### Set task
Return each line holding the string "this".

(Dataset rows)
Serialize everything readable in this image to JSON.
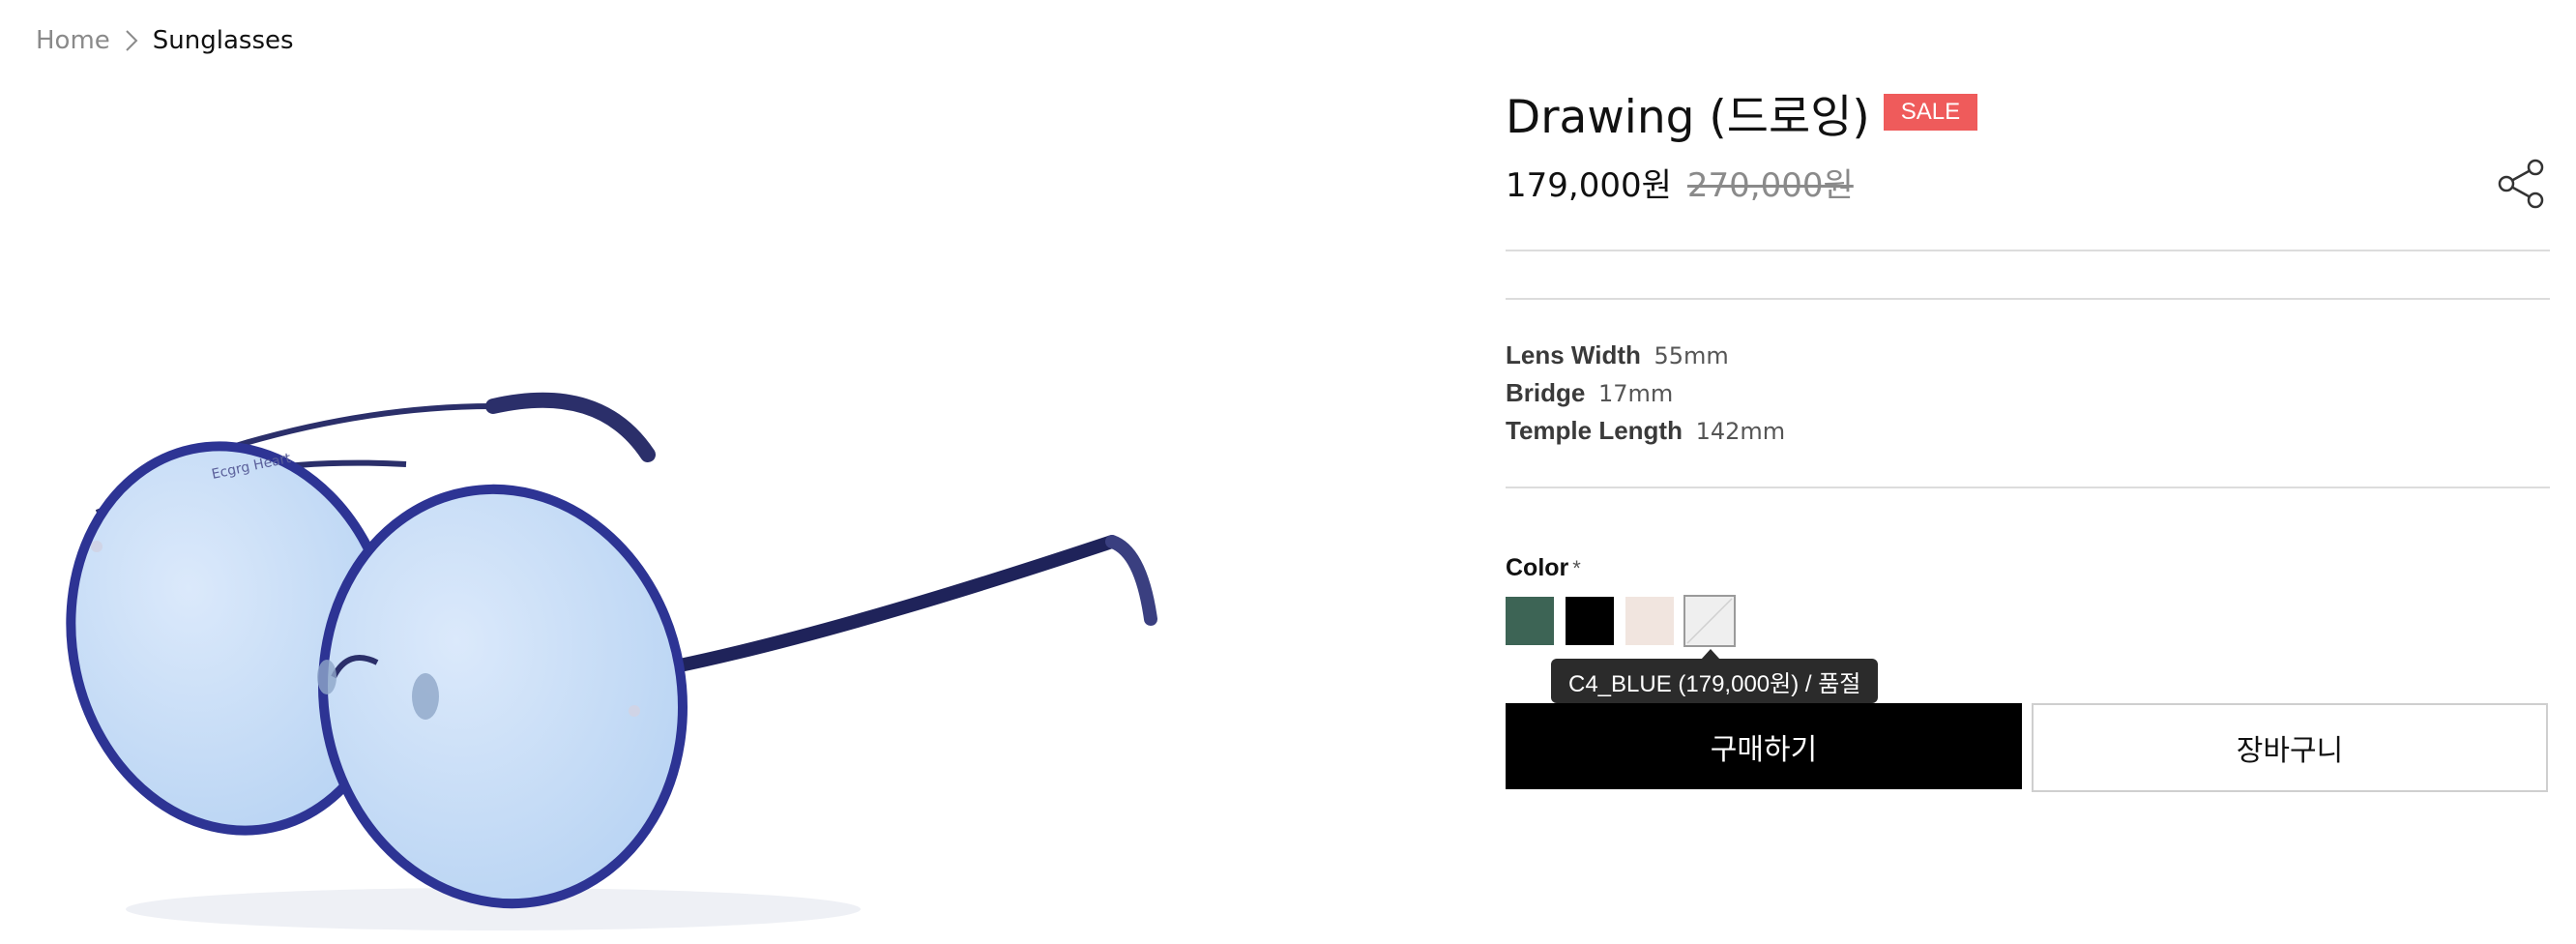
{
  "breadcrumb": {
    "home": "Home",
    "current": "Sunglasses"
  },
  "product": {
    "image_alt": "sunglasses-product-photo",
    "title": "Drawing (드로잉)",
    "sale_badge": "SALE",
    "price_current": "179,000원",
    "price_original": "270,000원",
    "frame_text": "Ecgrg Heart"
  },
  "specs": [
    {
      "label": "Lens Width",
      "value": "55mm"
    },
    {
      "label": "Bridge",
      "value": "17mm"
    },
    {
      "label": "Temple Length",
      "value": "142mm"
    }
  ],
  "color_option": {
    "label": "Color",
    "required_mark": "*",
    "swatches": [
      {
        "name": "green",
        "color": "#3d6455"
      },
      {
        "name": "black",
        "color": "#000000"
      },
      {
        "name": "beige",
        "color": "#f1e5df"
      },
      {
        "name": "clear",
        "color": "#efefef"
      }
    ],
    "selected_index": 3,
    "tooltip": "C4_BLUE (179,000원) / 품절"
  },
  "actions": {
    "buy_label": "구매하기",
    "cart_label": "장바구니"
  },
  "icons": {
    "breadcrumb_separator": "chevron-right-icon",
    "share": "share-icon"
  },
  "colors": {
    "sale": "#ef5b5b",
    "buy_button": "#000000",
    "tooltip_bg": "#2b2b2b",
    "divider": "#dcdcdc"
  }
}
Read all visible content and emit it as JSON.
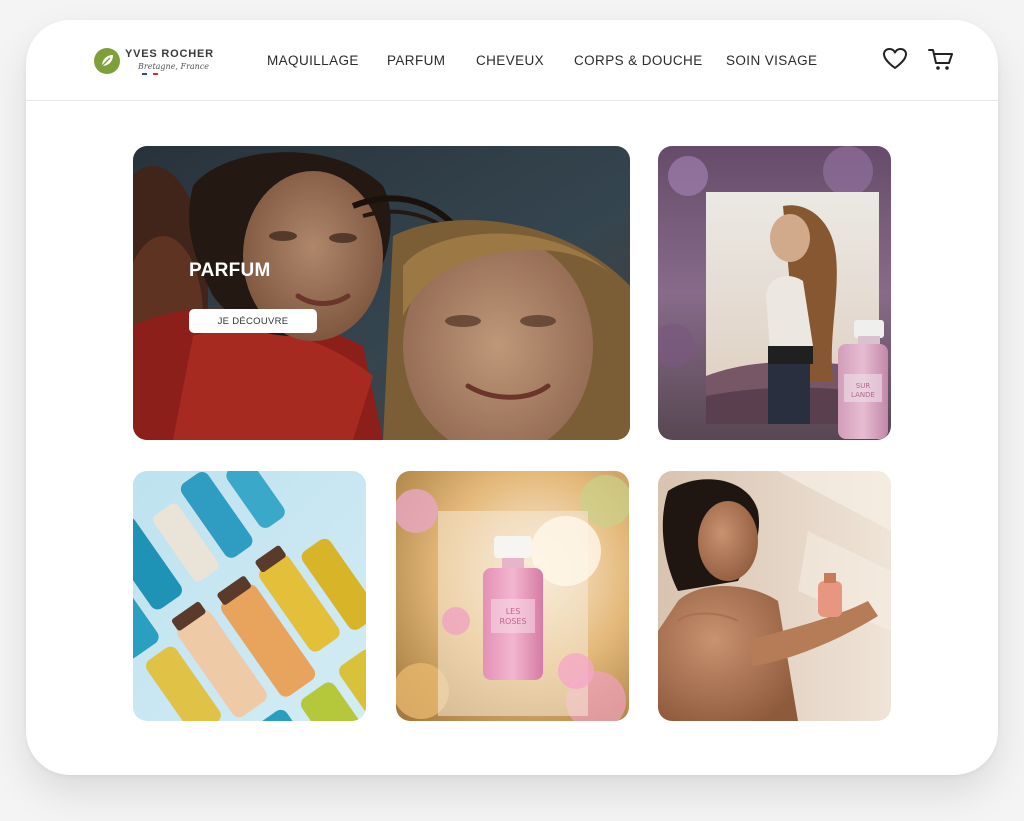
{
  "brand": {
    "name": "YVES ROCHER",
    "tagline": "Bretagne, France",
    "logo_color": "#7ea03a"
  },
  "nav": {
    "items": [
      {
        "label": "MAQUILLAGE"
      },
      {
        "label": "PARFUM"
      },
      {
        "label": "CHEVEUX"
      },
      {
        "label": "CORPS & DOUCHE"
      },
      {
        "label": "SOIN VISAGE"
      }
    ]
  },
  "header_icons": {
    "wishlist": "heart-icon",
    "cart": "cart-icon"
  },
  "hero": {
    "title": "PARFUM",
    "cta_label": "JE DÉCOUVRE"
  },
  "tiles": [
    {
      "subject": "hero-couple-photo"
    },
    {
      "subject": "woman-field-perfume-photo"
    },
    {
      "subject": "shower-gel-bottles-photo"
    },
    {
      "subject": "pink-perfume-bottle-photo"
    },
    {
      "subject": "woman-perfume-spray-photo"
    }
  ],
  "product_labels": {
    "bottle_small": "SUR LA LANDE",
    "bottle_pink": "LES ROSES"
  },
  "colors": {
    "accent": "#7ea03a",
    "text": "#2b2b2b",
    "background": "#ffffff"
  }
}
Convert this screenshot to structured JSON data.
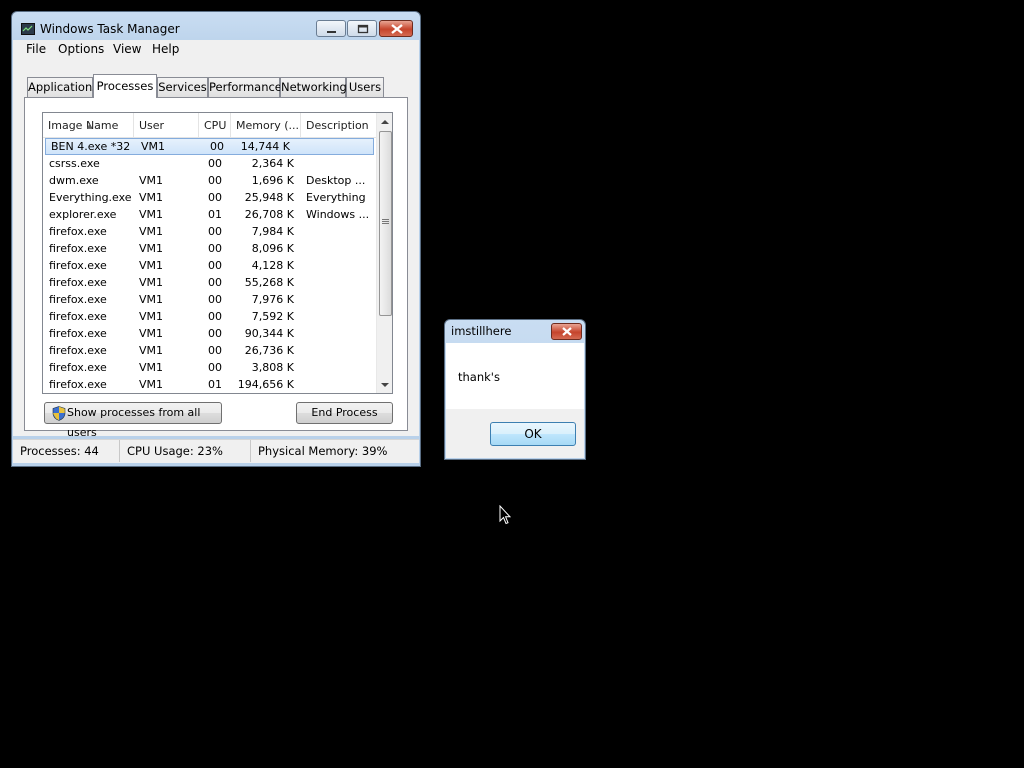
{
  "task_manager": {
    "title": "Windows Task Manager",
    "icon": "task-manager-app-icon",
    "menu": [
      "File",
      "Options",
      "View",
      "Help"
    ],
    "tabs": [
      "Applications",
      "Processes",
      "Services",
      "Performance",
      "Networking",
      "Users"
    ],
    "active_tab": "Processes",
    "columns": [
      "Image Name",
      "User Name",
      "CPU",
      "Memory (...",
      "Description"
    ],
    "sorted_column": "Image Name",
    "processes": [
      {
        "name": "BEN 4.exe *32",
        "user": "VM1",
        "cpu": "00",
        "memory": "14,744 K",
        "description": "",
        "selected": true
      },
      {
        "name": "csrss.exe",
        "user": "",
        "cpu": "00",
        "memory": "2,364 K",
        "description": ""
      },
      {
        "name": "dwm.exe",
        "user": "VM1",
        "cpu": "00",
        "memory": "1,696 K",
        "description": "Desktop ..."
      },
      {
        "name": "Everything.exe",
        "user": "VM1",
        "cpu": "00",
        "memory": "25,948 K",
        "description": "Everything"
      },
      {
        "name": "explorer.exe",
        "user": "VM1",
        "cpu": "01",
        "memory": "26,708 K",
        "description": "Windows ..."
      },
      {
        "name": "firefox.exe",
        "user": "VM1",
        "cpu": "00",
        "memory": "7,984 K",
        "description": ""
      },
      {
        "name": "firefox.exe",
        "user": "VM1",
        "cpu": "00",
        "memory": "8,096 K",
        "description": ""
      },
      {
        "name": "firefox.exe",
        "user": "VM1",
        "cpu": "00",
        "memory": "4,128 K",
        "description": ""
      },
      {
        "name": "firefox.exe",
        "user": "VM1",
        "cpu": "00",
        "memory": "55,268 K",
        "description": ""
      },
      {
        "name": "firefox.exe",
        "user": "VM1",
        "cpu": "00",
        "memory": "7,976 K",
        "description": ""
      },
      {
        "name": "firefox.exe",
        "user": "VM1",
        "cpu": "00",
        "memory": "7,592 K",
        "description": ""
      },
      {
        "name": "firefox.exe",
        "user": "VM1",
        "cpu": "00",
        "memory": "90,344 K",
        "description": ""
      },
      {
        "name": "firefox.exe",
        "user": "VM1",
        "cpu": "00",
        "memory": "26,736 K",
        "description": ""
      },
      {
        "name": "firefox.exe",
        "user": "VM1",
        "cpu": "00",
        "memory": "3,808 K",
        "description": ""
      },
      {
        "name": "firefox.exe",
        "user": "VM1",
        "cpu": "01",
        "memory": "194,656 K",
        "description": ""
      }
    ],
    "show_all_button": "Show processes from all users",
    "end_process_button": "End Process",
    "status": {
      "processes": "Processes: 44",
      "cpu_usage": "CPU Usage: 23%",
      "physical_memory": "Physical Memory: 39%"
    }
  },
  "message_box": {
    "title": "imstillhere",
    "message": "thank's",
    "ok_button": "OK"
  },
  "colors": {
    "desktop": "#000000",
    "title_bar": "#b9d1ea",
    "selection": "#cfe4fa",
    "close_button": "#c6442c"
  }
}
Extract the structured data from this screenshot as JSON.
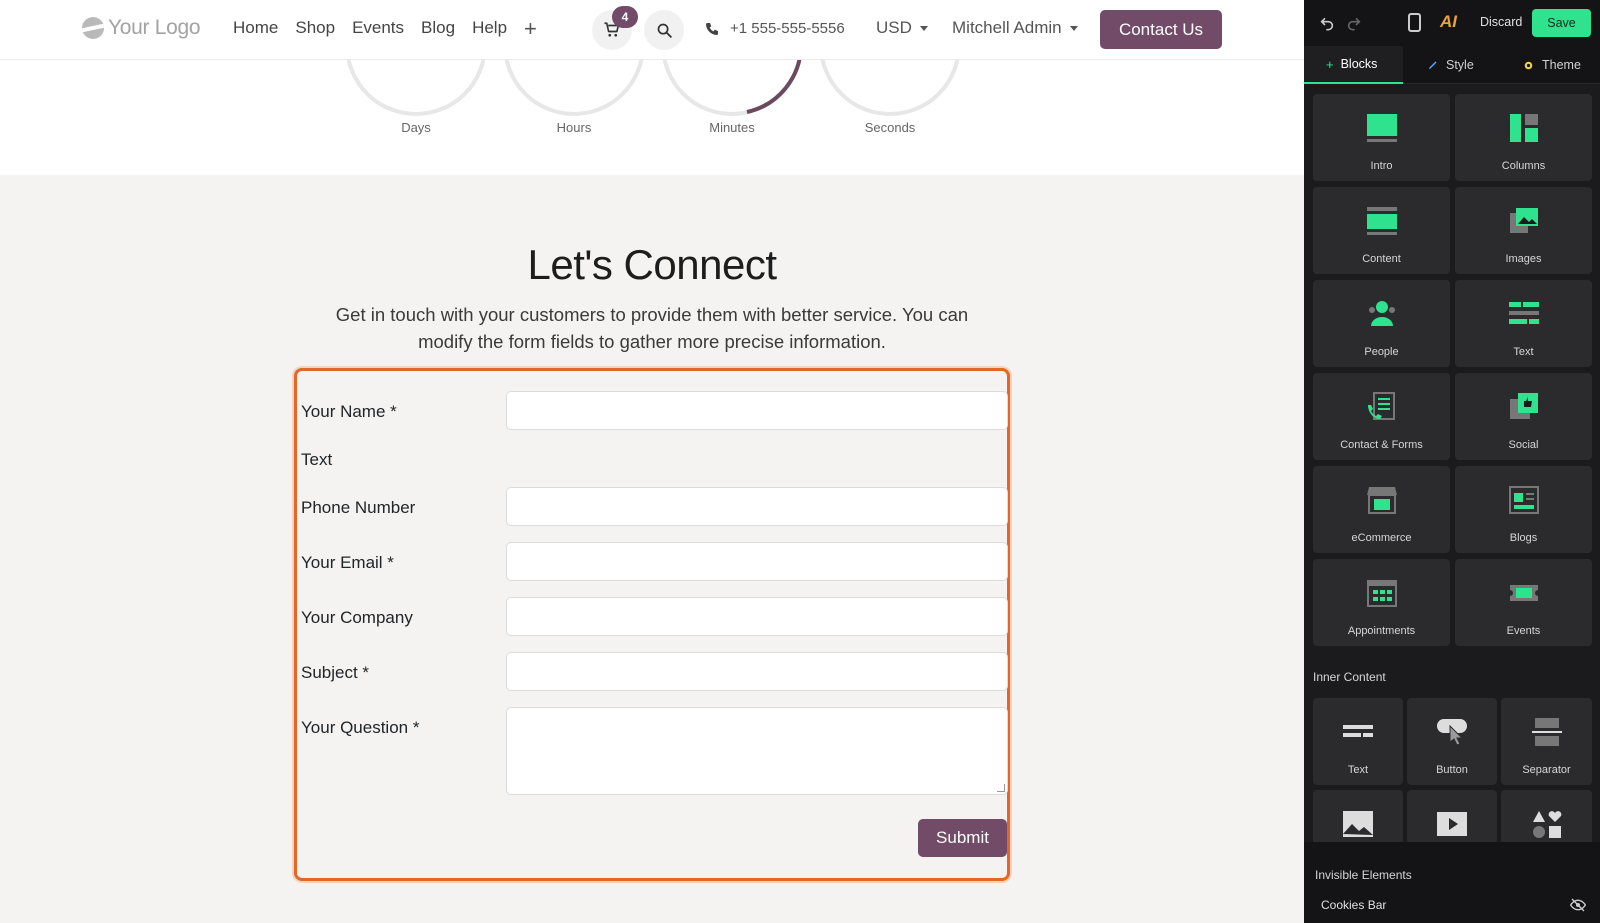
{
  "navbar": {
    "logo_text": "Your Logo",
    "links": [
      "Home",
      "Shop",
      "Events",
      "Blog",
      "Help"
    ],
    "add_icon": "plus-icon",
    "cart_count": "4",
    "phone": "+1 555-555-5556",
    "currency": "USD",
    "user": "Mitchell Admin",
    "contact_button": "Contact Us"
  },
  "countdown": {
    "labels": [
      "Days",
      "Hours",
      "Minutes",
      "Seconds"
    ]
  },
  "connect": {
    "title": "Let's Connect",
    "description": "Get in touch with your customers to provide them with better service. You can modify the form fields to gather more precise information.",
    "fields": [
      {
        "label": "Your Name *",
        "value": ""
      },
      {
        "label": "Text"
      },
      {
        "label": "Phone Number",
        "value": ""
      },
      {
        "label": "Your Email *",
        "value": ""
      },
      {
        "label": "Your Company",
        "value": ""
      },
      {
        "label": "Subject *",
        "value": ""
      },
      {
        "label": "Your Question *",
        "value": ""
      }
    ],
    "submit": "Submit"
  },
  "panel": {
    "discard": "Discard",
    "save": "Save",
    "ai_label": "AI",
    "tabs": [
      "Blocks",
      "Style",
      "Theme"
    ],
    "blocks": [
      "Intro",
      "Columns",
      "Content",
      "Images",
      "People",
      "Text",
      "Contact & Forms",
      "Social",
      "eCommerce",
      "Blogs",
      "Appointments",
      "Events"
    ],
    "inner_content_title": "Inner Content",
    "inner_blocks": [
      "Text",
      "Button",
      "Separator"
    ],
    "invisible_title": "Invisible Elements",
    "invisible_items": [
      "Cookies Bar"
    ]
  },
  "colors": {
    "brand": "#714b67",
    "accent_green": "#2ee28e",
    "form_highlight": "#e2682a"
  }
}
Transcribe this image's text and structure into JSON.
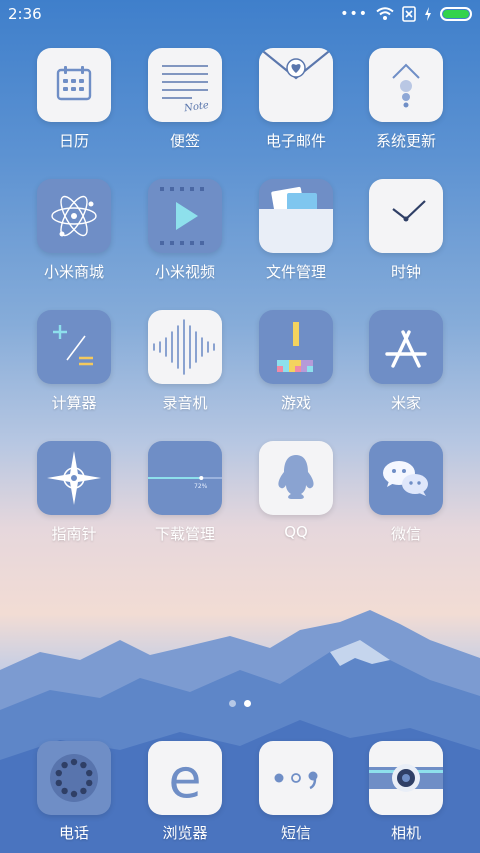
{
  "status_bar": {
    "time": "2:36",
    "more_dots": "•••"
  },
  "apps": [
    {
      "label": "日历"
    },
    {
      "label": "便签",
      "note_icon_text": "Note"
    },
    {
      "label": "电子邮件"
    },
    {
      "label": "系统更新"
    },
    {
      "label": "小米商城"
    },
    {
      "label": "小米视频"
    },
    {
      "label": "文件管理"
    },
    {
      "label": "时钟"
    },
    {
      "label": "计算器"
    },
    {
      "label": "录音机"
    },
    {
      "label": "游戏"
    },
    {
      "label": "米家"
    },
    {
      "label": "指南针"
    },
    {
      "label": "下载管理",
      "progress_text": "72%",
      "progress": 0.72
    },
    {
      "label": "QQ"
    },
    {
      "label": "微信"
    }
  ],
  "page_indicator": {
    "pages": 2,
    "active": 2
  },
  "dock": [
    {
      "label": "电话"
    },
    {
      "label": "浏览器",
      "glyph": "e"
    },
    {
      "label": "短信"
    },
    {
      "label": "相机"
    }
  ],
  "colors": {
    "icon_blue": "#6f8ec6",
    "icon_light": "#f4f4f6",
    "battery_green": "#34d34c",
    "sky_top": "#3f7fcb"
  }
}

### Result
Serialize everything readable in this image to JSON.
Convert this screenshot to structured JSON data.
Extract the structured data from this screenshot as JSON.
Transcribe this image's text and structure into JSON.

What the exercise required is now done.